Extracts from a graphics dataset
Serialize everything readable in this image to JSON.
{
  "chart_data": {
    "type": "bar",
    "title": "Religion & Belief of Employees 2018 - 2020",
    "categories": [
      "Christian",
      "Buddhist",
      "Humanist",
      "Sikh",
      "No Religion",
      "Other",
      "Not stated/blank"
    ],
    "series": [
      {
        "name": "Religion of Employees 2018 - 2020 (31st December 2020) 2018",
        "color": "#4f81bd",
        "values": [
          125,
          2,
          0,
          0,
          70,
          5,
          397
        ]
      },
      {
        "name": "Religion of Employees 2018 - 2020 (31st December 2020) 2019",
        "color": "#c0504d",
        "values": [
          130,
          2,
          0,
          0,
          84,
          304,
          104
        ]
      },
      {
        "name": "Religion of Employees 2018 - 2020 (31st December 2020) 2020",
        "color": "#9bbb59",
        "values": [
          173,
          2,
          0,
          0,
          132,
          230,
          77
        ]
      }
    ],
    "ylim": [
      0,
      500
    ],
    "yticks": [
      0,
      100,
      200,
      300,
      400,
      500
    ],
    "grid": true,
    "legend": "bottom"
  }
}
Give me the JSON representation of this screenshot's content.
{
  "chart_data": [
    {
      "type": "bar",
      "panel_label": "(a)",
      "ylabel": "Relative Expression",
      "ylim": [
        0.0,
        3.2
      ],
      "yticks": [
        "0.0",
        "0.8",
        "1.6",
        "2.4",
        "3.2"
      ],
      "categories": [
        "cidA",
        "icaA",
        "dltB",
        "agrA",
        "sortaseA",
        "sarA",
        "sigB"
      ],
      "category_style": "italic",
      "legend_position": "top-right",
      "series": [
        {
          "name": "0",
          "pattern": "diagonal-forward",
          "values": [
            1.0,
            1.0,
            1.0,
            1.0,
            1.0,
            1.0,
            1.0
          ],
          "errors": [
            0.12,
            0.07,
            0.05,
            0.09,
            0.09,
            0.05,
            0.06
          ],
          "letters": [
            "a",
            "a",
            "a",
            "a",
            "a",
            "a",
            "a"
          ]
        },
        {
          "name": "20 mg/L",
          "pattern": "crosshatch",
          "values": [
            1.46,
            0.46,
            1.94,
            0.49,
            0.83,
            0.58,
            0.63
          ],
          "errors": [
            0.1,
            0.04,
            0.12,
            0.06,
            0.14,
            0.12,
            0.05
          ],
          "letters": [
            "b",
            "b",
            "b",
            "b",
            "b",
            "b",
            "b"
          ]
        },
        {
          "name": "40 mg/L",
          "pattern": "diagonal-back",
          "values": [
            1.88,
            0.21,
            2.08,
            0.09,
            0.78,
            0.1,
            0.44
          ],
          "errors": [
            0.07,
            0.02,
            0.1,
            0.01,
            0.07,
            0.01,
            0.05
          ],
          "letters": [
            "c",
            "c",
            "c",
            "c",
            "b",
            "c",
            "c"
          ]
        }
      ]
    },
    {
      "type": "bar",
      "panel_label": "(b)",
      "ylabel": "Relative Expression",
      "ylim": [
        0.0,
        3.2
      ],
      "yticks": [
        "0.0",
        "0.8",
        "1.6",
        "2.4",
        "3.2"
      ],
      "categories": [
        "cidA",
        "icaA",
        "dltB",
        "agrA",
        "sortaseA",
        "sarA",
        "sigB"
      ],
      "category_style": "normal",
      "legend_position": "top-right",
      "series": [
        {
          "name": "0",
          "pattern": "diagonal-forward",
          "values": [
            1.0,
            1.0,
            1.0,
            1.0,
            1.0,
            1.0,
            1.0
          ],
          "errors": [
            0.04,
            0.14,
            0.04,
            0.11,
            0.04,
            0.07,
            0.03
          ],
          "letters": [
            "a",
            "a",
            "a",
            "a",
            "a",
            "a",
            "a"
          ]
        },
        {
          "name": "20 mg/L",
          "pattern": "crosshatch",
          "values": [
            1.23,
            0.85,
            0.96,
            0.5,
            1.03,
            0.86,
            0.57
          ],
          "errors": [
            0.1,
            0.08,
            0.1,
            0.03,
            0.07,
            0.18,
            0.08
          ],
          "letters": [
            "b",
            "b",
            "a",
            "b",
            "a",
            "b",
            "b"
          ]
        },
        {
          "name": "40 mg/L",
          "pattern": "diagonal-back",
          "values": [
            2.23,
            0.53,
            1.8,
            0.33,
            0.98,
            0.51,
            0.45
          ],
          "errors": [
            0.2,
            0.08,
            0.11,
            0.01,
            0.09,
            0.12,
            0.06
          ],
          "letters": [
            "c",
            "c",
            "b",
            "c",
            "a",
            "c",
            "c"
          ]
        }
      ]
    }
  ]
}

Challenge:
The word "December" may turn up on some lines of these records; say how many, with no other words.

Final answer:
3